=== Stored dataset items ===
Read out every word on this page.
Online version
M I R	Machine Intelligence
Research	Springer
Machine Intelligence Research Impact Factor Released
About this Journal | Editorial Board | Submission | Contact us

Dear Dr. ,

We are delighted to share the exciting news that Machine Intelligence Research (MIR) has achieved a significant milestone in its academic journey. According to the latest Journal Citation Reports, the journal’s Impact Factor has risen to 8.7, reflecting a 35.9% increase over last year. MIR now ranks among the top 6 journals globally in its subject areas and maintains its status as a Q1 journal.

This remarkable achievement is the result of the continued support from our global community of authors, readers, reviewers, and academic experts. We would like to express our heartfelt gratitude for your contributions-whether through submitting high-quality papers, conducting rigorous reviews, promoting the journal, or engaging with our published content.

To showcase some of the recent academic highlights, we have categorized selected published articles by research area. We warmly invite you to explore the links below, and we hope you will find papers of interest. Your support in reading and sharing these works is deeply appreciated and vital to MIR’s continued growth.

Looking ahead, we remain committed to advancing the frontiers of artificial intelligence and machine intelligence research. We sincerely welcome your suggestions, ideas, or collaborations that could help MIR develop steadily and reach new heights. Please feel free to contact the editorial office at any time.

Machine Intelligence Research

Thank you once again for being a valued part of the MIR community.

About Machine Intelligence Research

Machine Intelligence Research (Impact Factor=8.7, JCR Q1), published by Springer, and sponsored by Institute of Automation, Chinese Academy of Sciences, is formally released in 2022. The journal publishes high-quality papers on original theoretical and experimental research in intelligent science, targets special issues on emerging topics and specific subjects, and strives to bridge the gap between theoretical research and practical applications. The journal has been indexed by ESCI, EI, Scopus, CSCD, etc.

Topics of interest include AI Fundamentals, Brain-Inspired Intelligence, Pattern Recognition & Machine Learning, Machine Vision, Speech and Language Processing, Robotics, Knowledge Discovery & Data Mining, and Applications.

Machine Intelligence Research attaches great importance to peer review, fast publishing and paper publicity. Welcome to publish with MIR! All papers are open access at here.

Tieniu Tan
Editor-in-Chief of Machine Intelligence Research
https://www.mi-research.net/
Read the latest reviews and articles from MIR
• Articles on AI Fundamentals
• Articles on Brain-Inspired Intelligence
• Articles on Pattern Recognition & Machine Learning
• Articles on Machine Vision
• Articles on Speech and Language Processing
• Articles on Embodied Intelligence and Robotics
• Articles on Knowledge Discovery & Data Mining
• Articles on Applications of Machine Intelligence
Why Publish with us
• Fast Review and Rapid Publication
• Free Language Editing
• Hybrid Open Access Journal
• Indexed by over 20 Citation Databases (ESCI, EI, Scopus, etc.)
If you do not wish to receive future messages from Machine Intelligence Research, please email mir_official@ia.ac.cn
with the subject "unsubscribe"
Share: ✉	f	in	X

=== INSTRUCTIONS FOR THE TASK ===
Write out the material exactly as given.

=== WRITTEN SOLUTION ===
Read out every word on this page.
Online version
M I R	Machine Intelligence
Research	Springer
Machine Intelligence Research Impact Factor Released
About this Journal | Editorial Board | Submission | Contact us

Dear Dr. ,

We are delighted to share the exciting news that Machine Intelligence Research (MIR) has achieved a significant milestone in its academic journey. According to the latest Journal Citation Reports, the journal’s Impact Factor has risen to 8.7, reflecting a 35.9% increase over last year. MIR now ranks among the top 6 journals globally in its subject areas and maintains its status as a Q1 journal.

This remarkable achievement is the result of the continued support from our global community of authors, readers, reviewers, and academic experts. We would like to express our heartfelt gratitude for your contributions-whether through submitting high-quality papers, conducting rigorous reviews, promoting the journal, or engaging with our published content.

To showcase some of the recent academic highlights, we have categorized selected published articles by research area. We warmly invite you to explore the links below, and we hope you will find papers of interest. Your support in reading and sharing these works is deeply appreciated and vital to MIR’s continued growth.

Looking ahead, we remain committed to advancing the frontiers of artificial intelligence and machine intelligence research. We sincerely welcome your suggestions, ideas, or collaborations that could help MIR develop steadily and reach new heights. Please feel free to contact the editorial office at any time.

Machine Intelligence Research

Thank you once again for being a valued part of the MIR community.

About Machine Intelligence Research

Machine Intelligence Research (Impact Factor=8.7, JCR Q1), published by Springer, and sponsored by Institute of Automation, Chinese Academy of Sciences, is formally released in 2022. The journal publishes high-quality papers on original theoretical and experimental research in intelligent science, targets special issues on emerging topics and specific subjects, and strives to bridge the gap between theoretical research and practical applications. The journal has been indexed by ESCI, EI, Scopus, CSCD, etc.

Topics of interest include AI Fundamentals, Brain-Inspired Intelligence, Pattern Recognition & Machine Learning, Machine Vision, Speech and Language Processing, Robotics, Knowledge Discovery & Data Mining, and Applications.

Machine Intelligence Research attaches great importance to peer review, fast publishing and paper publicity. Welcome to publish with MIR! All papers are open access at here.

Tieniu Tan
Editor-in-Chief of Machine Intelligence Research
https://www.mi-research.net/
Read the latest reviews and articles from MIR
• Articles on AI Fundamentals
• Articles on Brain-Inspired Intelligence
• Articles on Pattern Recognition & Machine Learning
• Articles on Machine Vision
• Articles on Speech and Language Processing
• Articles on Embodied Intelligence and Robotics
• Articles on Knowledge Discovery & Data Mining
• Articles on Applications of Machine Intelligence
Why Publish with us
• Fast Review and Rapid Publication
• Free Language Editing
• Hybrid Open Access Journal
• Indexed by over 20 Citation Databases (ESCI, EI, Scopus, etc.)
If you do not wish to receive future messages from Machine Intelligence Research, please email mir_official@ia.ac.cn
with the subject "unsubscribe"
Share: ✉	f	in	X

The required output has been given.